"""

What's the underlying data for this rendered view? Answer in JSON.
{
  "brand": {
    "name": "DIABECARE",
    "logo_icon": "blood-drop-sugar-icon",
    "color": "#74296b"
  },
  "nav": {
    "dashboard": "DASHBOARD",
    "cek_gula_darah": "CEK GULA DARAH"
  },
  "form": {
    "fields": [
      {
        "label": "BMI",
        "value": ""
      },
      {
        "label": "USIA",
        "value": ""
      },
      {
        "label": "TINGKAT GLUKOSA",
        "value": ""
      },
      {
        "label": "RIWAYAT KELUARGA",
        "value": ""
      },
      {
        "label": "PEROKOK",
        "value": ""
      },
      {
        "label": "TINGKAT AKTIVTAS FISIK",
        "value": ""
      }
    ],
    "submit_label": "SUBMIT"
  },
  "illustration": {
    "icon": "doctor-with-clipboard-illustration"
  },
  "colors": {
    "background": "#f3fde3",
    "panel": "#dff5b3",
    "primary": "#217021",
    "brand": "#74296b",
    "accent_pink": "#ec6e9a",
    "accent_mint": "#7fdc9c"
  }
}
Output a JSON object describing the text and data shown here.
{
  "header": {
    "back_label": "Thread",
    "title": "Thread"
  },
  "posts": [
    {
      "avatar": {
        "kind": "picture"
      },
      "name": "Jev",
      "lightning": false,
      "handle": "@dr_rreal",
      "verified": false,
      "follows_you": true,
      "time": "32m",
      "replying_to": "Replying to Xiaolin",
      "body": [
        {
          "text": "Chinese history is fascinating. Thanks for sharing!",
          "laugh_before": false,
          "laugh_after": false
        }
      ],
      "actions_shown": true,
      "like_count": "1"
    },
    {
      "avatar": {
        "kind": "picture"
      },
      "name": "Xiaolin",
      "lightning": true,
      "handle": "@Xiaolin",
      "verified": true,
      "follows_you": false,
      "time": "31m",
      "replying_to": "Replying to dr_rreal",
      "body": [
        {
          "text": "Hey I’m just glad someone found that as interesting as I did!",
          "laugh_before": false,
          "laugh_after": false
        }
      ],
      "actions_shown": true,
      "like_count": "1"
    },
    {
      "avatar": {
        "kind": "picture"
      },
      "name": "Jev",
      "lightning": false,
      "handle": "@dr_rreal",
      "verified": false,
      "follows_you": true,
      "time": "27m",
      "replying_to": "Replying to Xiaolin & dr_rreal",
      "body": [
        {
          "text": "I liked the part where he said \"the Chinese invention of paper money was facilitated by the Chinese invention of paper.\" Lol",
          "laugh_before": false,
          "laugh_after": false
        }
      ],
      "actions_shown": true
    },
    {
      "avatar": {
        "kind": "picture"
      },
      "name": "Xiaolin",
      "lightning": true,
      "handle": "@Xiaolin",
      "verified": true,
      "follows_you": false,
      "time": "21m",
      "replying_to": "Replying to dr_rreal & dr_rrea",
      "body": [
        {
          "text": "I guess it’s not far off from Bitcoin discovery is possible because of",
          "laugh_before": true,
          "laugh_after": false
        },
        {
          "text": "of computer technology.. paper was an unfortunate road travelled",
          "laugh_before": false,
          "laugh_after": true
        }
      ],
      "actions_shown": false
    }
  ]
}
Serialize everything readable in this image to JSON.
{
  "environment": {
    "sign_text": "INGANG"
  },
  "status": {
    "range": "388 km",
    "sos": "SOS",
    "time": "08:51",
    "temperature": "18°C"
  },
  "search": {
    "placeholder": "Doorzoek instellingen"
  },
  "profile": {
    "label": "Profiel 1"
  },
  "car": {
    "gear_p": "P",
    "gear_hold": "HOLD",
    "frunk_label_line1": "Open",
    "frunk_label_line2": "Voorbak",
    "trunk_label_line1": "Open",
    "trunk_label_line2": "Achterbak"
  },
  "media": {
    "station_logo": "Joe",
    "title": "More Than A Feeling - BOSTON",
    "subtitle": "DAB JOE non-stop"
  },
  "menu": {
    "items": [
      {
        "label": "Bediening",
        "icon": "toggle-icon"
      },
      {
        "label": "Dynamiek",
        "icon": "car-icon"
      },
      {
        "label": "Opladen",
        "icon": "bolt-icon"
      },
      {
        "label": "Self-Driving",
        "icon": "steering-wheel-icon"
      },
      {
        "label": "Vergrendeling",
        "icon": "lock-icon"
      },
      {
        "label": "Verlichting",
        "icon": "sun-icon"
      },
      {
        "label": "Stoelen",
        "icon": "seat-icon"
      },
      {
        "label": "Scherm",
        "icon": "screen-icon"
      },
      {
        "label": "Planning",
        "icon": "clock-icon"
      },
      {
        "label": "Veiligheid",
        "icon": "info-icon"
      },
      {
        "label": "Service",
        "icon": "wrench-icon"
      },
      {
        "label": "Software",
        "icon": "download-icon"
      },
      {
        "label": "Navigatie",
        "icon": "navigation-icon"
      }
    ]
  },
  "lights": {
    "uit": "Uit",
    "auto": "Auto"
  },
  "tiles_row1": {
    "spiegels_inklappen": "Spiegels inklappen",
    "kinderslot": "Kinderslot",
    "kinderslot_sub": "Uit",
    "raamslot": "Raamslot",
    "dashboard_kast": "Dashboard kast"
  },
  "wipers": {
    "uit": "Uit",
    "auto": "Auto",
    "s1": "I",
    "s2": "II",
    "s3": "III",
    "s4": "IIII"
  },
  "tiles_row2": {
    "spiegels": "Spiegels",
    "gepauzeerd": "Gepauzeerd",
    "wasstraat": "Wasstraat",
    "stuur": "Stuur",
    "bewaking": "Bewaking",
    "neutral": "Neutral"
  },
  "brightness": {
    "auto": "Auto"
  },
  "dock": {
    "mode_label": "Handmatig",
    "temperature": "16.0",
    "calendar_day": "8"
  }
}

"""

- [GIVEN EXERCISE]
Using the material above, print every entry exactly as written.

- [OUTPUT FOR THIS TASK]
What's the underlying data for this rendered view? Answer in JSON.
{
  "brand": {
    "name": "DIABECARE",
    "logo_icon": "blood-drop-sugar-icon",
    "color": "#74296b"
  },
  "nav": {
    "dashboard": "DASHBOARD",
    "cek_gula_darah": "CEK GULA DARAH"
  },
  "form": {
    "fields": [
      {
        "label": "BMI",
        "value": ""
      },
      {
        "label": "USIA",
        "value": ""
      },
      {
        "label": "TINGKAT GLUKOSA",
        "value": ""
      },
      {
        "label": "RIWAYAT KELUARGA",
        "value": ""
      },
      {
        "label": "PEROKOK",
        "value": ""
      },
      {
        "label": "TINGKAT AKTIVTAS FISIK",
        "value": ""
      }
    ],
    "submit_label": "SUBMIT"
  },
  "illustration": {
    "icon": "doctor-with-clipboard-illustration"
  },
  "colors": {
    "background": "#f3fde3",
    "panel": "#dff5b3",
    "primary": "#217021",
    "brand": "#74296b",
    "accent_pink": "#ec6e9a",
    "accent_mint": "#7fdc9c"
  }
}
Output a JSON object describing the text and data shown here.
{
  "header": {
    "back_label": "Thread",
    "title": "Thread"
  },
  "posts": [
    {
      "avatar": {
        "kind": "picture"
      },
      "name": "Jev",
      "lightning": false,
      "handle": "@dr_rreal",
      "verified": false,
      "follows_you": true,
      "time": "32m",
      "replying_to": "Replying to Xiaolin",
      "body": [
        {
          "text": "Chinese history is fascinating. Thanks for sharing!",
          "laugh_before": false,
          "laugh_after": false
        }
      ],
      "actions_shown": true,
      "like_count": "1"
    },
    {
      "avatar": {
        "kind": "picture"
      },
      "name": "Xiaolin",
      "lightning": true,
      "handle": "@Xiaolin",
      "verified": true,
      "follows_you": false,
      "time": "31m",
      "replying_to": "Replying to dr_rreal",
      "body": [
        {
          "text": "Hey I’m just glad someone found that as interesting as I did!",
          "laugh_before": false,
          "laugh_after": false
        }
      ],
      "actions_shown": true,
      "like_count": "1"
    },
    {
      "avatar": {
        "kind": "picture"
      },
      "name": "Jev",
      "lightning": false,
      "handle": "@dr_rreal",
      "verified": false,
      "follows_you": true,
      "time": "27m",
      "replying_to": "Replying to Xiaolin & dr_rreal",
      "body": [
        {
          "text": "I liked the part where he said \"the Chinese invention of paper money was facilitated by the Chinese invention of paper.\" Lol",
          "laugh_before": false,
          "laugh_after": false
        }
      ],
      "actions_shown": true
    },
    {
      "avatar": {
        "kind": "picture"
      },
      "name": "Xiaolin",
      "lightning": true,
      "handle": "@Xiaolin",
      "verified": true,
      "follows_you": false,
      "time": "21m",
      "replying_to": "Replying to dr_rreal & dr_rrea",
      "body": [
        {
          "text": "I guess it’s not far off from Bitcoin discovery is possible because of",
          "laugh_before": true,
          "laugh_after": false
        },
        {
          "text": "of computer technology.. paper was an unfortunate road travelled",
          "laugh_before": false,
          "laugh_after": true
        }
      ],
      "actions_shown": false
    }
  ]
}
Serialize everything readable in this image to JSON.
{
  "environment": {
    "sign_text": "INGANG"
  },
  "status": {
    "range": "388 km",
    "sos": "SOS",
    "time": "08:51",
    "temperature": "18°C"
  },
  "search": {
    "placeholder": "Doorzoek instellingen"
  },
  "profile": {
    "label": "Profiel 1"
  },
  "car": {
    "gear_p": "P",
    "gear_hold": "HOLD",
    "frunk_label_line1": "Open",
    "frunk_label_line2": "Voorbak",
    "trunk_label_line1": "Open",
    "trunk_label_line2": "Achterbak"
  },
  "media": {
    "station_logo": "Joe",
    "title": "More Than A Feeling - BOSTON",
    "subtitle": "DAB JOE non-stop"
  },
  "menu": {
    "items": [
      {
        "label": "Bediening",
        "icon": "toggle-icon"
      },
      {
        "label": "Dynamiek",
        "icon": "car-icon"
      },
      {
        "label": "Opladen",
        "icon": "bolt-icon"
      },
      {
        "label": "Self-Driving",
        "icon": "steering-wheel-icon"
      },
      {
        "label": "Vergrendeling",
        "icon": "lock-icon"
      },
      {
        "label": "Verlichting",
        "icon": "sun-icon"
      },
      {
        "label": "Stoelen",
        "icon": "seat-icon"
      },
      {
        "label": "Scherm",
        "icon": "screen-icon"
      },
      {
        "label": "Planning",
        "icon": "clock-icon"
      },
      {
        "label": "Veiligheid",
        "icon": "info-icon"
      },
      {
        "label": "Service",
        "icon": "wrench-icon"
      },
      {
        "label": "Software",
        "icon": "download-icon"
      },
      {
        "label": "Navigatie",
        "icon": "navigation-icon"
      }
    ]
  },
  "lights": {
    "uit": "Uit",
    "auto": "Auto"
  },
  "tiles_row1": {
    "spiegels_inklappen": "Spiegels inklappen",
    "kinderslot": "Kinderslot",
    "kinderslot_sub": "Uit",
    "raamslot": "Raamslot",
    "dashboard_kast": "Dashboard kast"
  },
  "wipers": {
    "uit": "Uit",
    "auto": "Auto",
    "s1": "I",
    "s2": "II",
    "s3": "III",
    "s4": "IIII"
  },
  "tiles_row2": {
    "spiegels": "Spiegels",
    "gepauzeerd": "Gepauzeerd",
    "wasstraat": "Wasstraat",
    "stuur": "Stuur",
    "bewaking": "Bewaking",
    "neutral": "Neutral"
  },
  "brightness": {
    "auto": "Auto"
  },
  "dock": {
    "mode_label": "Handmatig",
    "temperature": "16.0",
    "calendar_day": "8"
  }
}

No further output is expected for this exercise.